Leave out any pictures and transcribe all other data below exactly.
┄┄┄┄┄┄┄┄┄┄┄┄┄┄┄┄┄┄┄┄
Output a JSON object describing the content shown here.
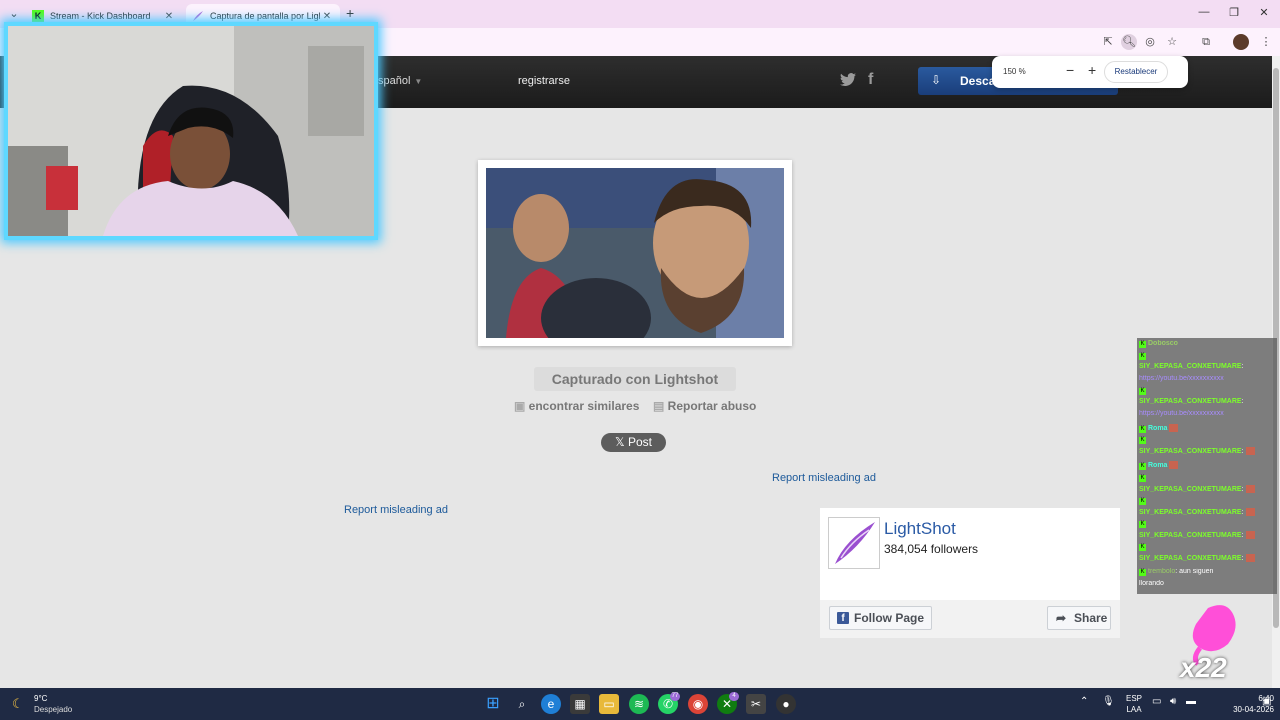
{
  "browser": {
    "tabs": [
      {
        "title": "Stream - Kick Dashboard",
        "favicon_color": "#53fc18"
      },
      {
        "title": "Captura de pantalla por Lightsh",
        "favicon_color": "#b06ad8"
      }
    ],
    "new_tab": "+",
    "zoom": {
      "percent": "150 %",
      "minus": "−",
      "plus": "+",
      "reset_label": "Restablecer"
    }
  },
  "site": {
    "language": "spañol",
    "register": "registrarse",
    "download": "Desca",
    "captured_with": "Capturado con Lightshot",
    "find_similar": "encontrar similares",
    "report_abuse": "Reportar abuso",
    "post_button": "Post",
    "ad_link_1": "Report misleading ad",
    "ad_link_2": "Report misleading ad"
  },
  "facebook_widget": {
    "page_name": "LightShot",
    "followers": "384,054 followers",
    "follow_label": "Follow Page",
    "share_label": "Share"
  },
  "chat": {
    "messages": [
      {
        "user": "Dobosco",
        "text": ""
      },
      {
        "user": "",
        "text": ""
      },
      {
        "user": "SIY_KEPASA_CONXETUMARE",
        "text": ":"
      },
      {
        "user": "",
        "text": "https://youtu.be/xxxxxxxxxx",
        "kind": "link"
      },
      {
        "user": "",
        "text": ""
      },
      {
        "user": "SIY_KEPASA_CONXETUMARE",
        "text": ":"
      },
      {
        "user": "",
        "text": "https://youtu.be/xxxxxxxxxx",
        "kind": "link"
      },
      {
        "user": "Roma",
        "text": ""
      },
      {
        "user": "",
        "text": ""
      },
      {
        "user": "SIY_KEPASA_CONXETUMARE",
        "text": ":"
      },
      {
        "user": "Roma",
        "text": ""
      },
      {
        "user": "",
        "text": ""
      },
      {
        "user": "SIY_KEPASA_CONXETUMARE",
        "text": ":"
      },
      {
        "user": "",
        "text": ""
      },
      {
        "user": "SIY_KEPASA_CONXETUMARE",
        "text": ":"
      },
      {
        "user": "",
        "text": ""
      },
      {
        "user": "SIY_KEPASA_CONXETUMARE",
        "text": ":"
      },
      {
        "user": "",
        "text": ""
      },
      {
        "user": "SIY_KEPASA_CONXETUMARE",
        "text": ":"
      },
      {
        "user": "trembolo",
        "text": ": aun siguen"
      },
      {
        "user": "",
        "text": "llorando"
      }
    ]
  },
  "overlay": {
    "combo_count": "x22"
  },
  "taskbar": {
    "temperature": "9°C",
    "weather": "Despejado",
    "badges": {
      "whatsapp": "77",
      "xbox": "4"
    },
    "language_top": "ESP",
    "language_bottom": "LAA",
    "time": "6:40",
    "date": "30-04-2026"
  }
}
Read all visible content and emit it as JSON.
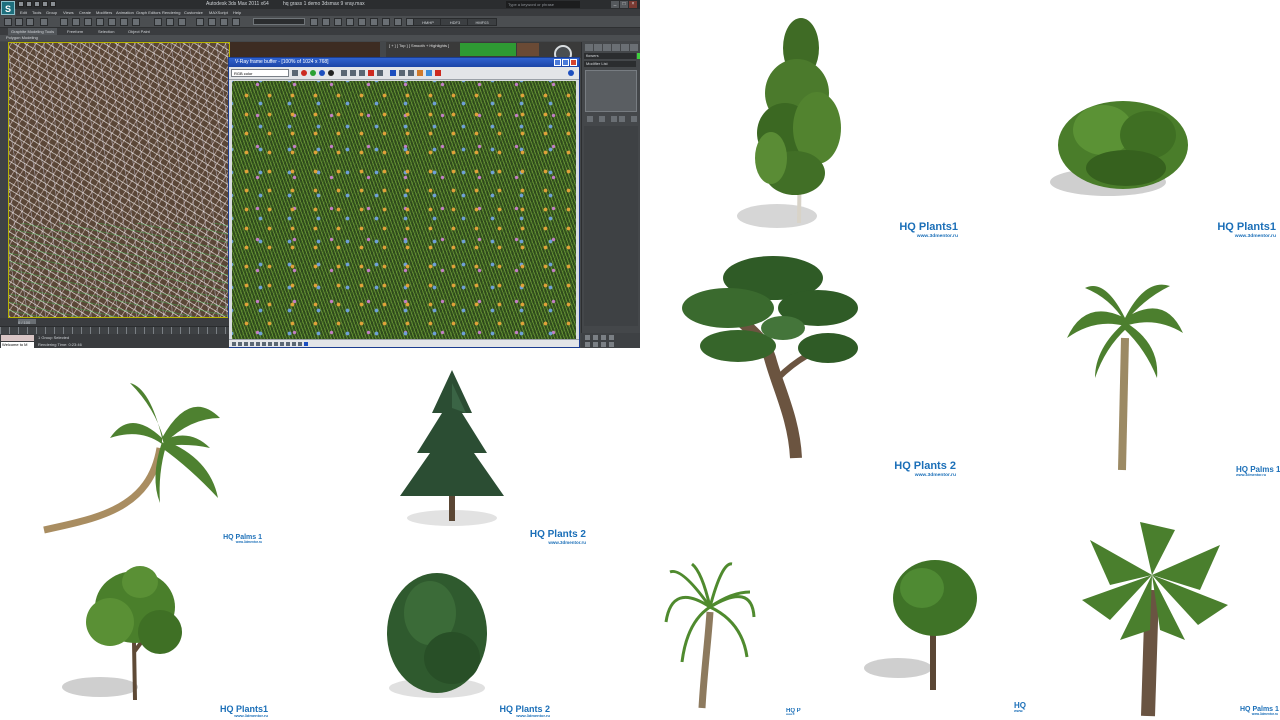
{
  "app": {
    "title": "Autodesk 3ds Max  2011 x64",
    "file_name": "hq grass 1 demo 3dsmax 9 vray.max",
    "search_placeholder": "Type a keyword or phrase",
    "logo_letter": "S",
    "menus": [
      "Edit",
      "Tools",
      "Group",
      "Views",
      "Create",
      "Modifiers",
      "Animation",
      "Graph Editors",
      "Rendering",
      "Customize",
      "MAXScript",
      "Help"
    ],
    "toolbar_labels": [
      "HMHP",
      "HDF3",
      "HMF03"
    ],
    "ribbon_tabs": [
      "Graphite Modeling Tools",
      "Freeform",
      "Selection",
      "Object Paint"
    ],
    "ribbon_panel": "Polygon Modeling",
    "viewport_label": "[ + ] [ Top ] [ Smooth + Highlights ]",
    "timeline_text": "0 / 100",
    "maxscript_text": "Welcome to M",
    "status_selection": "1 Group Selected",
    "status_render": "Rendering Time: 0:23:46"
  },
  "vray": {
    "title": "V-Ray frame buffer - [100% of 1024 x 768]",
    "channel": "RGB color",
    "colors": {
      "title_bar": "#2f62d0",
      "red": "#cc2a1f",
      "green": "#2aa033",
      "blue": "#1d4fbf"
    }
  },
  "command_panel": {
    "object_name": "flowers",
    "modifier_list": "Modifier List"
  },
  "catalog": {
    "accent_color": "#1b6fb8",
    "captions": [
      {
        "title": "HQ Plants1",
        "url": "www.3dmentor.ru"
      },
      {
        "title": "HQ Plants1",
        "url": "www.3dmentor.ru"
      },
      {
        "title": "HQ Plants 2",
        "url": "www.3dmentor.ru"
      },
      {
        "title": "HQ Palms 1",
        "url": "www.3dmentor.ru"
      },
      {
        "title": "HQ Palms 1",
        "url": "www.3dmentor.ru"
      },
      {
        "title": "HQ Plants 2",
        "url": "www.3dmentor.ru"
      },
      {
        "title": "HQ Plants1",
        "url": "www.3dmentor.ru"
      },
      {
        "title": "HQ Plants 2",
        "url": "www.3dmentor.ru"
      },
      {
        "title": "HQ P",
        "url": "www.3"
      },
      {
        "title": "HQ",
        "url": "www."
      },
      {
        "title": "HQ Palms 1",
        "url": "www.3dmentor.ru"
      }
    ],
    "plants": [
      "birch-tree",
      "round-shrub",
      "bonsai-pine",
      "palm-tree",
      "bent-palm",
      "spruce-tree",
      "deciduous-tree",
      "small-pine",
      "dracaena",
      "topiary-tree",
      "fan-palm"
    ]
  }
}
┄┄┄┄┄┄┄┄┄┄┄┄┄┄┄┄┄┄┄┄
*CORRECT RESPONSE*
Output a JSON object describing the content shown here.
{
  "browser": {
    "tabs": [
      {
        "title": "Stream - Kick Dashboard",
        "favicon_color": "#53fc18"
      },
      {
        "title": "Captura de pantalla por Lightsh",
        "favicon_color": "#b06ad8"
      }
    ],
    "new_tab": "+",
    "zoom": {
      "percent": "150 %",
      "minus": "−",
      "plus": "+",
      "reset_label": "Restablecer"
    }
  },
  "site": {
    "language": "spañol",
    "register": "registrarse",
    "download": "Desca",
    "captured_with": "Capturado con Lightshot",
    "find_similar": "encontrar similares",
    "report_abuse": "Reportar abuso",
    "post_button": "Post",
    "ad_link_1": "Report misleading ad",
    "ad_link_2": "Report misleading ad"
  },
  "facebook_widget": {
    "page_name": "LightShot",
    "followers": "384,054 followers",
    "follow_label": "Follow Page",
    "share_label": "Share"
  },
  "chat": {
    "messages": [
      {
        "user": "Dobosco",
        "text": ""
      },
      {
        "user": "",
        "text": ""
      },
      {
        "user": "SIY_KEPASA_CONXETUMARE",
        "text": ":"
      },
      {
        "user": "",
        "text": "https://youtu.be/xxxxxxxxxx",
        "kind": "link"
      },
      {
        "user": "",
        "text": ""
      },
      {
        "user": "SIY_KEPASA_CONXETUMARE",
        "text": ":"
      },
      {
        "user": "",
        "text": "https://youtu.be/xxxxxxxxxx",
        "kind": "link"
      },
      {
        "user": "Roma",
        "text": ""
      },
      {
        "user": "",
        "text": ""
      },
      {
        "user": "SIY_KEPASA_CONXETUMARE",
        "text": ":"
      },
      {
        "user": "Roma",
        "text": ""
      },
      {
        "user": "",
        "text": ""
      },
      {
        "user": "SIY_KEPASA_CONXETUMARE",
        "text": ":"
      },
      {
        "user": "",
        "text": ""
      },
      {
        "user": "SIY_KEPASA_CONXETUMARE",
        "text": ":"
      },
      {
        "user": "",
        "text": ""
      },
      {
        "user": "SIY_KEPASA_CONXETUMARE",
        "text": ":"
      },
      {
        "user": "",
        "text": ""
      },
      {
        "user": "SIY_KEPASA_CONXETUMARE",
        "text": ":"
      },
      {
        "user": "trembolo",
        "text": ": aun siguen"
      },
      {
        "user": "",
        "text": "llorando"
      }
    ]
  },
  "overlay": {
    "combo_count": "x22"
  },
  "taskbar": {
    "temperature": "9°C",
    "weather": "Despejado",
    "badges": {
      "whatsapp": "77",
      "xbox": "4"
    },
    "language_top": "ESP",
    "language_bottom": "LAA",
    "time": "6:40",
    "date": "30-04-2026"
  }
}
Read all visible content and emit it as JSON.
{
  "app": {
    "title": "Autodesk 3ds Max  2011 x64",
    "file_name": "hq grass 1 demo 3dsmax 9 vray.max",
    "search_placeholder": "Type a keyword or phrase",
    "logo_letter": "S",
    "menus": [
      "Edit",
      "Tools",
      "Group",
      "Views",
      "Create",
      "Modifiers",
      "Animation",
      "Graph Editors",
      "Rendering",
      "Customize",
      "MAXScript",
      "Help"
    ],
    "toolbar_labels": [
      "HMHP",
      "HDF3",
      "HMF03"
    ],
    "ribbon_tabs": [
      "Graphite Modeling Tools",
      "Freeform",
      "Selection",
      "Object Paint"
    ],
    "ribbon_panel": "Polygon Modeling",
    "viewport_label": "[ + ] [ Top ] [ Smooth + Highlights ]",
    "timeline_text": "0 / 100",
    "maxscript_text": "Welcome to M",
    "status_selection": "1 Group Selected",
    "status_render": "Rendering Time: 0:23:46"
  },
  "vray": {
    "title": "V-Ray frame buffer - [100% of 1024 x 768]",
    "channel": "RGB color",
    "colors": {
      "title_bar": "#2f62d0",
      "red": "#cc2a1f",
      "green": "#2aa033",
      "blue": "#1d4fbf"
    }
  },
  "command_panel": {
    "object_name": "flowers",
    "modifier_list": "Modifier List"
  },
  "catalog": {
    "accent_color": "#1b6fb8",
    "captions": [
      {
        "title": "HQ Plants1",
        "url": "www.3dmentor.ru"
      },
      {
        "title": "HQ Plants1",
        "url": "www.3dmentor.ru"
      },
      {
        "title": "HQ Plants 2",
        "url": "www.3dmentor.ru"
      },
      {
        "title": "HQ Palms 1",
        "url": "www.3dmentor.ru"
      },
      {
        "title": "HQ Palms 1",
        "url": "www.3dmentor.ru"
      },
      {
        "title": "HQ Plants 2",
        "url": "www.3dmentor.ru"
      },
      {
        "title": "HQ Plants1",
        "url": "www.3dmentor.ru"
      },
      {
        "title": "HQ Plants 2",
        "url": "www.3dmentor.ru"
      },
      {
        "title": "HQ P",
        "url": "www.3"
      },
      {
        "title": "HQ",
        "url": "www."
      },
      {
        "title": "HQ Palms 1",
        "url": "www.3dmentor.ru"
      }
    ],
    "plants": [
      "birch-tree",
      "round-shrub",
      "bonsai-pine",
      "palm-tree",
      "bent-palm",
      "spruce-tree",
      "deciduous-tree",
      "small-pine",
      "dracaena",
      "topiary-tree",
      "fan-palm"
    ]
  }
}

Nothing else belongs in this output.